TASK REQUIREMENTS:
In how many lines does the string "title" appear? Answer with the number only.

Begin

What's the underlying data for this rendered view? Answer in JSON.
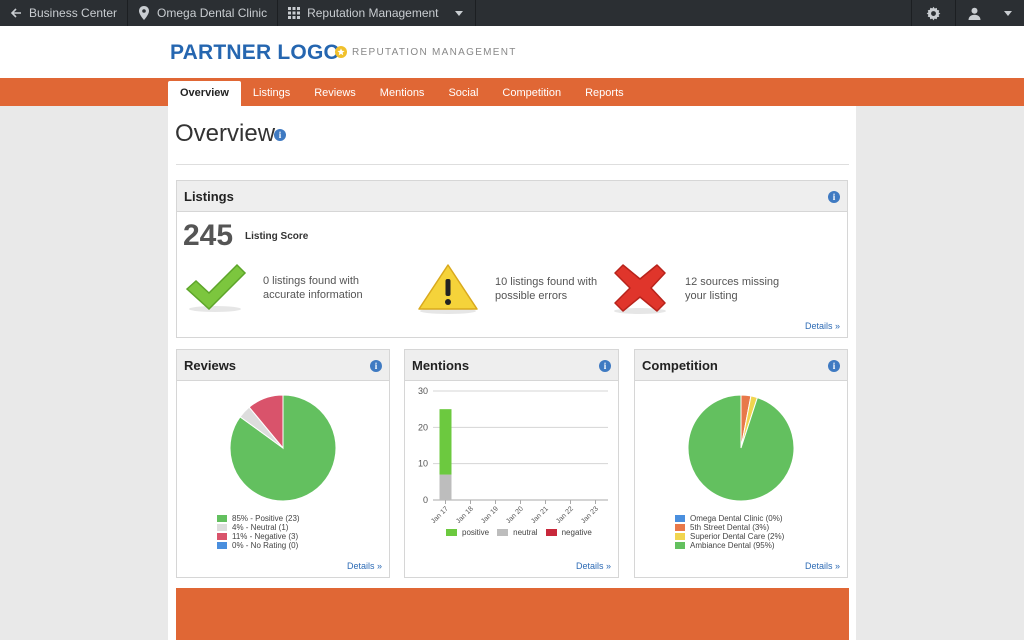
{
  "topbar": {
    "back_label": "Business Center",
    "location_label": "Omega Dental Clinic",
    "app_label": "Reputation Management"
  },
  "header": {
    "logo": "PARTNER LOGO",
    "product": "REPUTATION MANAGEMENT"
  },
  "nav": {
    "tabs": [
      {
        "label": "Overview",
        "active": true
      },
      {
        "label": "Listings"
      },
      {
        "label": "Reviews"
      },
      {
        "label": "Mentions"
      },
      {
        "label": "Social"
      },
      {
        "label": "Competition"
      },
      {
        "label": "Reports"
      }
    ]
  },
  "page": {
    "title": "Overview"
  },
  "listings": {
    "title": "Listings",
    "score": "245",
    "score_label": "Listing Score",
    "stats": [
      {
        "line1": "0 listings found with",
        "line2": "accurate information"
      },
      {
        "line1": "10 listings found with",
        "line2": "possible errors"
      },
      {
        "line1": "12 sources missing",
        "line2": "your listing"
      }
    ],
    "details": "Details »"
  },
  "reviews": {
    "title": "Reviews",
    "legend": [
      "85% - Positive (23)",
      "4% - Neutral (1)",
      "11% - Negative (3)",
      "0% - No Rating (0)"
    ],
    "details": "Details »"
  },
  "mentions": {
    "title": "Mentions",
    "legend": [
      "positive",
      "neutral",
      "negative"
    ],
    "details": "Details »"
  },
  "competition": {
    "title": "Competition",
    "legend": [
      "Omega Dental Clinic (0%)",
      "5th Street Dental (3%)",
      "Superior Dental Care (2%)",
      "Ambiance Dental (95%)"
    ],
    "details": "Details »"
  },
  "colors": {
    "orange": "#e06735",
    "topbar": "#2b2f33",
    "logo_blue": "#2566b0",
    "positive": "#63c05f",
    "neutral": "#dddddd",
    "negative": "#d9536b",
    "no_rating": "#4a8fde",
    "bar_positive": "#6cc93f",
    "bar_neutral": "#bdbdbd",
    "bar_negative": "#c8283b",
    "comp_blue": "#4a8fde",
    "comp_orange": "#e8784a",
    "comp_yellow": "#f1d54f",
    "comp_green": "#63c05f"
  },
  "chart_data": [
    {
      "type": "pie",
      "categories": [
        "Positive",
        "Neutral",
        "Negative",
        "No Rating"
      ],
      "values": [
        85,
        4,
        11,
        0
      ]
    },
    {
      "type": "bar",
      "stacked": true,
      "categories": [
        "Jan 17",
        "Jan 18",
        "Jan 19",
        "Jan 20",
        "Jan 21",
        "Jan 22",
        "Jan 23"
      ],
      "series": [
        {
          "name": "positive",
          "values": [
            18,
            0,
            0,
            0,
            0,
            0,
            0
          ]
        },
        {
          "name": "neutral",
          "values": [
            7,
            0,
            0,
            0,
            0,
            0,
            0
          ]
        },
        {
          "name": "negative",
          "values": [
            0,
            0,
            0,
            0,
            0,
            0,
            0
          ]
        }
      ],
      "ylim": [
        0,
        30
      ],
      "yticks": [
        0,
        10,
        20,
        30
      ]
    },
    {
      "type": "pie",
      "categories": [
        "Omega Dental Clinic",
        "5th Street Dental",
        "Superior Dental Care",
        "Ambiance Dental"
      ],
      "values": [
        0,
        3,
        2,
        95
      ]
    }
  ]
}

End

TASK RESPONSE:
5